Where a line holds "IRCCS", copy it.
--- Given records ---
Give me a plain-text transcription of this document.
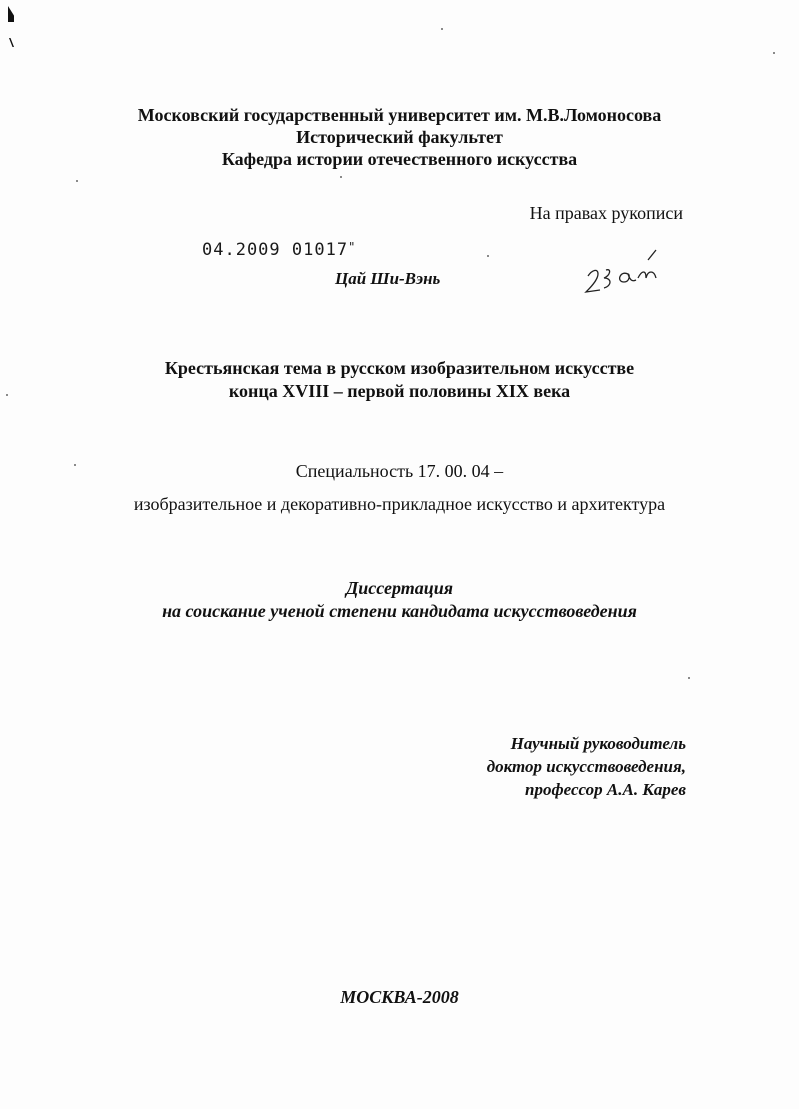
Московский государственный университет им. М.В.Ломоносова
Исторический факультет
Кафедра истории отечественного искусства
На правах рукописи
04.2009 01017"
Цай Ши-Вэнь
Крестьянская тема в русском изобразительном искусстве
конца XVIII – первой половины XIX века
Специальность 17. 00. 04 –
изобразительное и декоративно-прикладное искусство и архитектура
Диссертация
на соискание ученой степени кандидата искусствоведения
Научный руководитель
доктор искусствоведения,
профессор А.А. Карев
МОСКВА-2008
---
--- Given records ---
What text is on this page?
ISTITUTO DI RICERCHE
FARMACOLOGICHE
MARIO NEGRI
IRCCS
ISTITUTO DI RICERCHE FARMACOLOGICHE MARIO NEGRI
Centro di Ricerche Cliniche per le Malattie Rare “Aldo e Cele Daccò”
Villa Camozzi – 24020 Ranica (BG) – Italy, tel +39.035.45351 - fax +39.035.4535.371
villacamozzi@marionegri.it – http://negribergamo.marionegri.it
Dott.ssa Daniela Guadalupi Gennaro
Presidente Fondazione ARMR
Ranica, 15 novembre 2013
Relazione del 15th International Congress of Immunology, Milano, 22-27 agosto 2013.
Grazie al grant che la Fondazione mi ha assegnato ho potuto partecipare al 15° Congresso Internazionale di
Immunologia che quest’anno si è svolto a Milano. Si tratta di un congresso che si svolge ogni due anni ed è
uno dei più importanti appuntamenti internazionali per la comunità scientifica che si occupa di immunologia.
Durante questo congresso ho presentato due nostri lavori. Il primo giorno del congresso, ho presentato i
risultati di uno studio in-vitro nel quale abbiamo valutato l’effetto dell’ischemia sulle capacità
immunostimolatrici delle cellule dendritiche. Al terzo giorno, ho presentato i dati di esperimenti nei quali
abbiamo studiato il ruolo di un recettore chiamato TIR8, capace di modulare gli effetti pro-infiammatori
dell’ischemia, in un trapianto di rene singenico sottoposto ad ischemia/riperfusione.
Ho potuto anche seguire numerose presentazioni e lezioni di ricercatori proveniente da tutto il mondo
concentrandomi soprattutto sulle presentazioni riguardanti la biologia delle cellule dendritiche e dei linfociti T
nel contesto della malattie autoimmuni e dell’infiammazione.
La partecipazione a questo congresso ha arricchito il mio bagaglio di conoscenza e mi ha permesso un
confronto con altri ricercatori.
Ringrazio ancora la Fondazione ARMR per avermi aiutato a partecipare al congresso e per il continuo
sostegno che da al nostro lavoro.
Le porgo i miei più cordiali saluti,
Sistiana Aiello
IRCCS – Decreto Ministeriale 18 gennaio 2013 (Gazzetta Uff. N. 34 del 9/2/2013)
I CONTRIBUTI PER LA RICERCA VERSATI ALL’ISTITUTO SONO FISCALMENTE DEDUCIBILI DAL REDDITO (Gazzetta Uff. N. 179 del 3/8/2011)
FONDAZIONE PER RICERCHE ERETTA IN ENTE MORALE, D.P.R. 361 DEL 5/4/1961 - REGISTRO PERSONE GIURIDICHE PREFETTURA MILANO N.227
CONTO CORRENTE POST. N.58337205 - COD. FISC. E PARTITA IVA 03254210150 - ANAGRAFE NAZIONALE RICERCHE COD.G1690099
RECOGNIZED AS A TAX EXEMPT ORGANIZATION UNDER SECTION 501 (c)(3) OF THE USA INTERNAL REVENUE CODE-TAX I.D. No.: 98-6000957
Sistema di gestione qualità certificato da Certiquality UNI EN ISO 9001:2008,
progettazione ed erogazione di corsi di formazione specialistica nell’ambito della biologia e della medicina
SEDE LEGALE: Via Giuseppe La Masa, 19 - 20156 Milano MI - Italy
---
--- Given records ---
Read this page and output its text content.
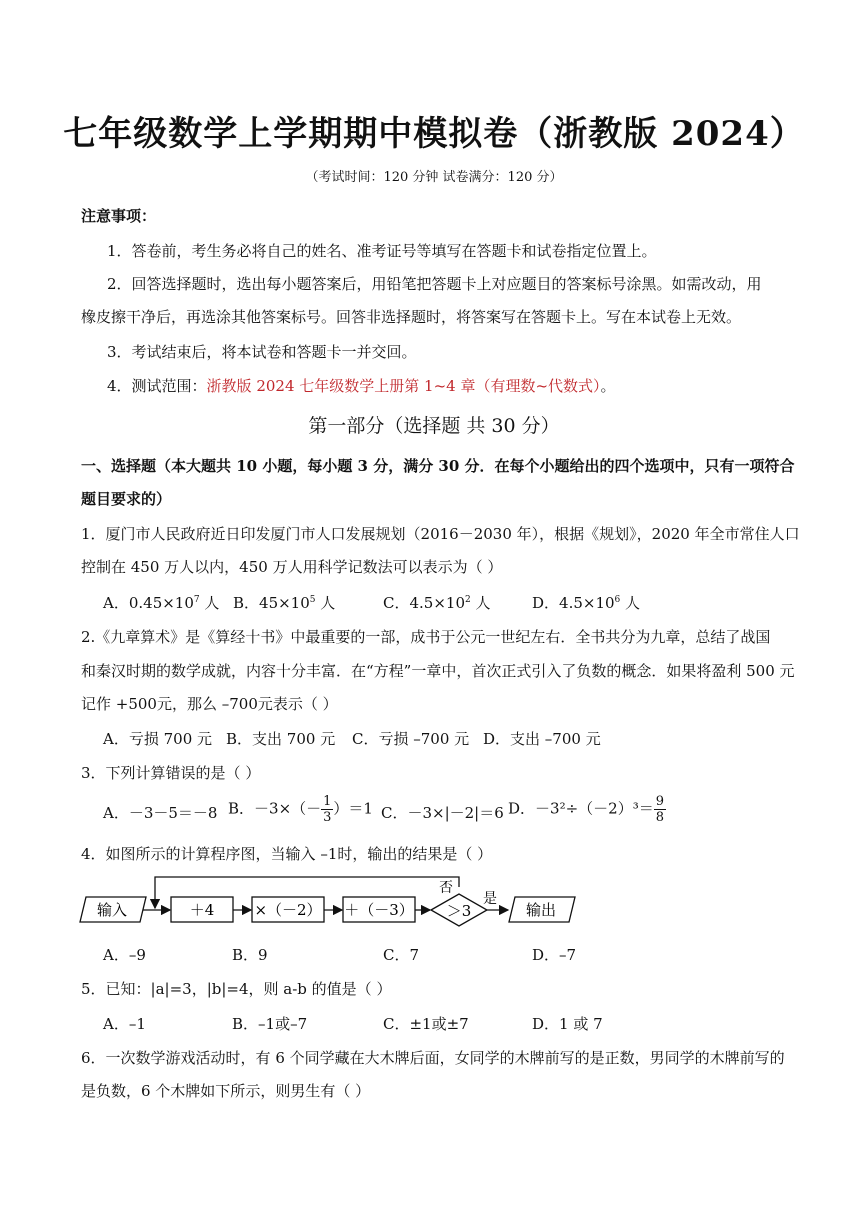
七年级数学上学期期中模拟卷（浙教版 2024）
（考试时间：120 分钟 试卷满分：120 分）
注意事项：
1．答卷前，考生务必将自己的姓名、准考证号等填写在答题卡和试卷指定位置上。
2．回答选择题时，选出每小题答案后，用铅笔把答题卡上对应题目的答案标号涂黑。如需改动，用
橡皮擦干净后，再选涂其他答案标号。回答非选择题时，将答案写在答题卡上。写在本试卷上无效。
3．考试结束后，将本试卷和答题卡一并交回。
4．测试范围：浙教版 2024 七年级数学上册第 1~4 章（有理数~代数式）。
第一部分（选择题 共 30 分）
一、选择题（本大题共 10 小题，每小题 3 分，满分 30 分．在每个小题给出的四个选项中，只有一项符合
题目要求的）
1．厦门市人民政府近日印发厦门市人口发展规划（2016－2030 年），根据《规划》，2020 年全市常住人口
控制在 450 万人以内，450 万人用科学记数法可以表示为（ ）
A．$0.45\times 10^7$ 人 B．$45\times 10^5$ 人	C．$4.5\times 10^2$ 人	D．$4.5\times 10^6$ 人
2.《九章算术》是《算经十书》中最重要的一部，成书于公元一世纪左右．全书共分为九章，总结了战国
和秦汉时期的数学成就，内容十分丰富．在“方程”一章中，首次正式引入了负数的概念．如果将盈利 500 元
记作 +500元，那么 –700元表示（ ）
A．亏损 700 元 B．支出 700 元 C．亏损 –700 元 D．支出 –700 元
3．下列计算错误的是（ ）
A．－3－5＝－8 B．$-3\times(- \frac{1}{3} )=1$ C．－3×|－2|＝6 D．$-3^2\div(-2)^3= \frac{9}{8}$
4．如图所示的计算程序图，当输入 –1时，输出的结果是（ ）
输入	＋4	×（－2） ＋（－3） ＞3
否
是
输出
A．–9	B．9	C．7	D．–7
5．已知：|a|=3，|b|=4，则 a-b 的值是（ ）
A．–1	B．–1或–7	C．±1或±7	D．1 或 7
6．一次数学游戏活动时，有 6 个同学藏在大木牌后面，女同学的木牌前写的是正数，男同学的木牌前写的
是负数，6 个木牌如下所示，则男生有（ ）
---
◆ Task response:
IRCCS
IRCCS – Decreto Ministeriale 18 gennaio 2013 (Gazzetta Uff. N. 34 del 9/2/2013)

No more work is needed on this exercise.